-- start of TASK INPUTS --

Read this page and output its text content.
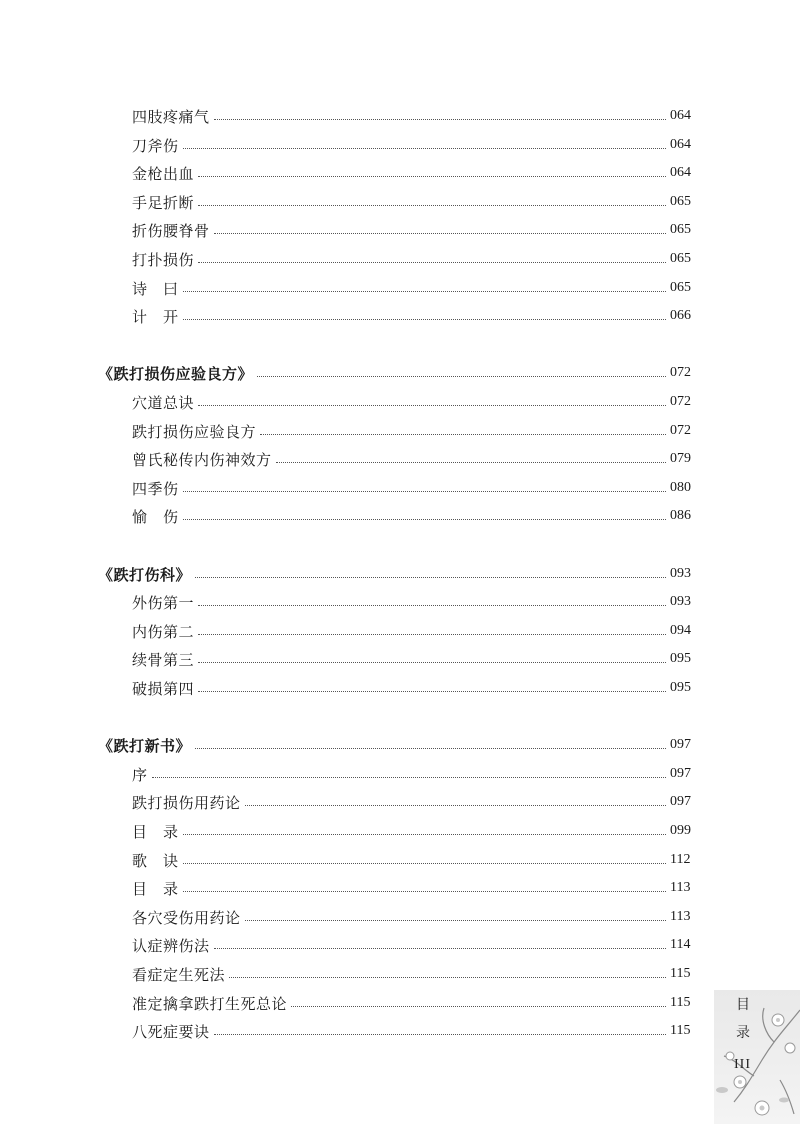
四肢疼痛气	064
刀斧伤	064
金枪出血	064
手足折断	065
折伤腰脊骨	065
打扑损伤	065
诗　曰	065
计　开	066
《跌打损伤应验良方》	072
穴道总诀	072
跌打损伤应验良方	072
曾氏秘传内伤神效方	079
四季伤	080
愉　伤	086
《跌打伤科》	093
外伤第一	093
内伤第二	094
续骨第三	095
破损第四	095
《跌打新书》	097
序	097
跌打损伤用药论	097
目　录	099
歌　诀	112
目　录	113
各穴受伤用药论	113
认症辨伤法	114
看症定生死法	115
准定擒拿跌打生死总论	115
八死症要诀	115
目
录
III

-- end of TASK INPUTS --

## EXERCISE PROMPT
All of the lines above should be retyped precisely, apart from the pictures.

## FINISHED EXERCISE
Read this page and output its text content.
四肢疼痛气	064
刀斧伤	064
金枪出血	064
手足折断	065
折伤腰脊骨	065
打扑损伤	065
诗　曰	065
计　开	066
《跌打损伤应验良方》	072
穴道总诀	072
跌打损伤应验良方	072
曾氏秘传内伤神效方	079
四季伤	080
愉　伤	086
《跌打伤科》	093
外伤第一	093
内伤第二	094
续骨第三	095
破损第四	095
《跌打新书》	097
序	097
跌打损伤用药论	097
目　录	099
歌　诀	112
目　录	113
各穴受伤用药论	113
认症辨伤法	114
看症定生死法	115
准定擒拿跌打生死总论	115
八死症要诀	115
目
录
III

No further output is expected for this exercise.